**Short task:**
Each line in the entries below that holds the string "ربنا" is to be listed.

**Provided data:**
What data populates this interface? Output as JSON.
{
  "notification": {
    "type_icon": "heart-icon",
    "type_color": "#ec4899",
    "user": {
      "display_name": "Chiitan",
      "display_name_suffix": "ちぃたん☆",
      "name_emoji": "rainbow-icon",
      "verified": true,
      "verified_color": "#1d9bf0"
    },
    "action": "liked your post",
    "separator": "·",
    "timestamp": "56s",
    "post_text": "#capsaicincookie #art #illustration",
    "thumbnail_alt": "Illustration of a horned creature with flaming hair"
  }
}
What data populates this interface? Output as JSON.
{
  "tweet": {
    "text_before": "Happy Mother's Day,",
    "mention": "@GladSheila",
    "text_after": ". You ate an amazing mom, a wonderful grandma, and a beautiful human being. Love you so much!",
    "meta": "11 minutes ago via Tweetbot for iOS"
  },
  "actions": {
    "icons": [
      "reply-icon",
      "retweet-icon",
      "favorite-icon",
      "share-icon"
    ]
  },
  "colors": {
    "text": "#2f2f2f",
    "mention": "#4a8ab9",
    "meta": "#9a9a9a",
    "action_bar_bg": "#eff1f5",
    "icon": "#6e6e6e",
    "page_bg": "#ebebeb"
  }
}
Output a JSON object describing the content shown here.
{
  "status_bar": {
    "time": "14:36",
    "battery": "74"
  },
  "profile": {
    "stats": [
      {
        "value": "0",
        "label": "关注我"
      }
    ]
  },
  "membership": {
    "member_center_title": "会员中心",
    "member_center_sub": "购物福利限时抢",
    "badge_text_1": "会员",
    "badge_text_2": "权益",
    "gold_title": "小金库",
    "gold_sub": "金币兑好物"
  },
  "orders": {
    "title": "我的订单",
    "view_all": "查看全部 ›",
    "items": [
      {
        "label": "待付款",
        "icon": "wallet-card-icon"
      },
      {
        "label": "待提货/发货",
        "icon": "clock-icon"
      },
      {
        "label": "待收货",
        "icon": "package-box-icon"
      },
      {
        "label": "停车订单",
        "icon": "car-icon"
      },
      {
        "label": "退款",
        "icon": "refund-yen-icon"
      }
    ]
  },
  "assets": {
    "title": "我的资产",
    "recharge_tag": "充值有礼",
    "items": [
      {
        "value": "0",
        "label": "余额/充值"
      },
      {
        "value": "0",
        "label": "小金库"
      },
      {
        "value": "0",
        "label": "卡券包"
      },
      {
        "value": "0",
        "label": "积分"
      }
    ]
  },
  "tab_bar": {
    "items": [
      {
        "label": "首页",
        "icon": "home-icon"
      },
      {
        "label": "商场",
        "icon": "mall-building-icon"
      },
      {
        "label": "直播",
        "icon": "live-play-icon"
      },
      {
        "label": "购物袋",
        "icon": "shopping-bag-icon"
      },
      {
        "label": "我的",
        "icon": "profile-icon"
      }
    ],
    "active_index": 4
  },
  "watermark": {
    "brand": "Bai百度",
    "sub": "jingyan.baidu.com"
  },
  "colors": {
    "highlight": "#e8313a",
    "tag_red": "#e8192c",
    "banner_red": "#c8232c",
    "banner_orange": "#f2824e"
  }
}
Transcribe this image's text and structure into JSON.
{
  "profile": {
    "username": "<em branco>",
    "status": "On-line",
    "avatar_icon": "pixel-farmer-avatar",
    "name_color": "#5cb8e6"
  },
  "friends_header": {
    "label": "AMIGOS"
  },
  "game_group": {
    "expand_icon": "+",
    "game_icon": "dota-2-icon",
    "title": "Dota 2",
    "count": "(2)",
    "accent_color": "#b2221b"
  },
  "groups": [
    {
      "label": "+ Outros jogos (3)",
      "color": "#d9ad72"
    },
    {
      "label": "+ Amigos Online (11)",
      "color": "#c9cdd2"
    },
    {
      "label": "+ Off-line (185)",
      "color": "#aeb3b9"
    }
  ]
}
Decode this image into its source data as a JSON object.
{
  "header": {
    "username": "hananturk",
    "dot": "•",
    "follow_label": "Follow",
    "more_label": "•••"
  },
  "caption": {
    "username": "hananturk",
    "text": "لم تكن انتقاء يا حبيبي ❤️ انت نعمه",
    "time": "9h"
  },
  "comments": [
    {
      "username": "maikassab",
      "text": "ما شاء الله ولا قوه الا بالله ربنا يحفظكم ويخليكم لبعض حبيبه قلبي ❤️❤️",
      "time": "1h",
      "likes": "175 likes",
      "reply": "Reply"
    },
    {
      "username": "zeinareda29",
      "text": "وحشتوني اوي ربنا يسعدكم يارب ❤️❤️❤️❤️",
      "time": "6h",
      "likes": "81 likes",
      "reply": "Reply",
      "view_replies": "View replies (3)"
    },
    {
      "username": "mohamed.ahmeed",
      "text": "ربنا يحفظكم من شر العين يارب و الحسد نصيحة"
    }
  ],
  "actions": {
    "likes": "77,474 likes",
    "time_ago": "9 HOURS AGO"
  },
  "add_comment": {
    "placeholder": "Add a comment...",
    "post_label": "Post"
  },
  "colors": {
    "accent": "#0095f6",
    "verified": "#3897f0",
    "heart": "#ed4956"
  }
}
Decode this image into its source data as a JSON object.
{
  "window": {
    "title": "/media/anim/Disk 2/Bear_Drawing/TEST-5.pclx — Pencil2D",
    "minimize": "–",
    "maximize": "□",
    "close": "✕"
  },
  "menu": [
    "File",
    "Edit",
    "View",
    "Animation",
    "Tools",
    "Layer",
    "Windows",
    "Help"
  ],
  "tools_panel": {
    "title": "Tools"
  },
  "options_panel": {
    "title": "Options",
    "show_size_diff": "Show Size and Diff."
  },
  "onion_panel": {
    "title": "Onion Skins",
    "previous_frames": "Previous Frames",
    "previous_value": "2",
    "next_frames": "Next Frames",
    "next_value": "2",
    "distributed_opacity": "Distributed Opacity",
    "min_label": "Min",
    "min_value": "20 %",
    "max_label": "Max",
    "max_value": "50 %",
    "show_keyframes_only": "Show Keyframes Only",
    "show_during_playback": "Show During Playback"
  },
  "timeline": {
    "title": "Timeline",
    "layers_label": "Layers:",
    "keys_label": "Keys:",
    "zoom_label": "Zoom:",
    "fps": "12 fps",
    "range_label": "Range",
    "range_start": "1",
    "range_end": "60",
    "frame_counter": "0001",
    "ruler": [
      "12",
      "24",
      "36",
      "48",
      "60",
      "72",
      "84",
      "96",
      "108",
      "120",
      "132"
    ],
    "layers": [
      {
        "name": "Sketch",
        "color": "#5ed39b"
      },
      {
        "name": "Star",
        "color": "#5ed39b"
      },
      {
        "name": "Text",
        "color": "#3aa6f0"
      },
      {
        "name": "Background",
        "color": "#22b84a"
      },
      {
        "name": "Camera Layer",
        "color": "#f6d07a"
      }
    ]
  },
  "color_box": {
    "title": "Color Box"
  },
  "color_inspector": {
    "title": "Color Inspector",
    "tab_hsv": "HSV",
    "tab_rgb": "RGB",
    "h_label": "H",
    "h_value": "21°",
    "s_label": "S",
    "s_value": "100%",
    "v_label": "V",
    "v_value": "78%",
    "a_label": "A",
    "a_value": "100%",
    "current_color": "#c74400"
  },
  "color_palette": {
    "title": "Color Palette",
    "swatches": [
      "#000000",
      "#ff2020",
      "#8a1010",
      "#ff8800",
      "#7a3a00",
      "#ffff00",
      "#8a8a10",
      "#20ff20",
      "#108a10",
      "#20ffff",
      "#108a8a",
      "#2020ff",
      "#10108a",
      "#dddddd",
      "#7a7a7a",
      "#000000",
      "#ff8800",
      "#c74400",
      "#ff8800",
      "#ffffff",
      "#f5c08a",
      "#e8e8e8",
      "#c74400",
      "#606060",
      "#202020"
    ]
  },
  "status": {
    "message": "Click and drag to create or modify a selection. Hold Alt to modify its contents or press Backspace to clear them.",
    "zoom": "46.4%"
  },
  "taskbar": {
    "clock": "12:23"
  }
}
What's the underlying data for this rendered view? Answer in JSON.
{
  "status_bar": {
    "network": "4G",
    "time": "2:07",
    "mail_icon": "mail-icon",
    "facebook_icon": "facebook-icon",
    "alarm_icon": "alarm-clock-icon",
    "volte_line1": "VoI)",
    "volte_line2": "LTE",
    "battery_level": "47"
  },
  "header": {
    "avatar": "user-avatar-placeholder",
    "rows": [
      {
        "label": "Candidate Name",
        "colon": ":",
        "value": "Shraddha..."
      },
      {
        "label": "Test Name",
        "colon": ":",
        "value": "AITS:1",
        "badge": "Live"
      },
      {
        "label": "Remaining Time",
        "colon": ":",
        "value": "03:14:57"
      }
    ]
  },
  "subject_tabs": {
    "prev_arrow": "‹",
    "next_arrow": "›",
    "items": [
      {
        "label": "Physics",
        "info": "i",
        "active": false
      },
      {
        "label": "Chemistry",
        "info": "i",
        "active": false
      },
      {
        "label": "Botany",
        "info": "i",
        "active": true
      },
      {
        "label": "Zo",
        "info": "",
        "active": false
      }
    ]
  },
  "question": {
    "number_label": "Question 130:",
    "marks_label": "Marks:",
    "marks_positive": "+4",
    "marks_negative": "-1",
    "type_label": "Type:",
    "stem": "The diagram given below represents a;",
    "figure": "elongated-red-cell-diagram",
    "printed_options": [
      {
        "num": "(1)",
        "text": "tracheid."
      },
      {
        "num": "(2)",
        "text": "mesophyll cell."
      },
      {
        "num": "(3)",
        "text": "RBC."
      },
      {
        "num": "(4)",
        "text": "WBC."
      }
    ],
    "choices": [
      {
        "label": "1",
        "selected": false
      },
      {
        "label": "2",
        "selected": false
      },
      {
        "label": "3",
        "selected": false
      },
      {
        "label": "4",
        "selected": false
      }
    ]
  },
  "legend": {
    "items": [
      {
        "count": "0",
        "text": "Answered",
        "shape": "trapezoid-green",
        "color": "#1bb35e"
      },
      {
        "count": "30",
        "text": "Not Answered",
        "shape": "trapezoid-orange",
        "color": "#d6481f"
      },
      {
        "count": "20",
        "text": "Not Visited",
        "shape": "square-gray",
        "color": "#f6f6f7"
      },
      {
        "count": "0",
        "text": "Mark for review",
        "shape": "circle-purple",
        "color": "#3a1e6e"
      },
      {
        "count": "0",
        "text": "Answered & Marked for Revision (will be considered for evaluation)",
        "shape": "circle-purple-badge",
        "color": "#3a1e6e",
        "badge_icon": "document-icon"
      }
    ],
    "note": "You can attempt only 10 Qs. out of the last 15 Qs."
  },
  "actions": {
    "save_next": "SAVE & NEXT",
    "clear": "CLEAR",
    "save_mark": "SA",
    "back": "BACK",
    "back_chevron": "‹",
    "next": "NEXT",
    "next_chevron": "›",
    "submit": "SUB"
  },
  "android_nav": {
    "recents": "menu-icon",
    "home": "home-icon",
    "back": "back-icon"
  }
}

**Full response:**
      "text": "ما شاء الله ولا قوه الا بالله ربنا يحفظكم ويخليكم لبعض حبيبه قلبي ❤️❤️",
      "text": "وحشتوني اوي ربنا يسعدكم يارب ❤️❤️❤️❤️",
      "text": "ربنا يحفظكم من شر العين يارب و الحسد نصيحة"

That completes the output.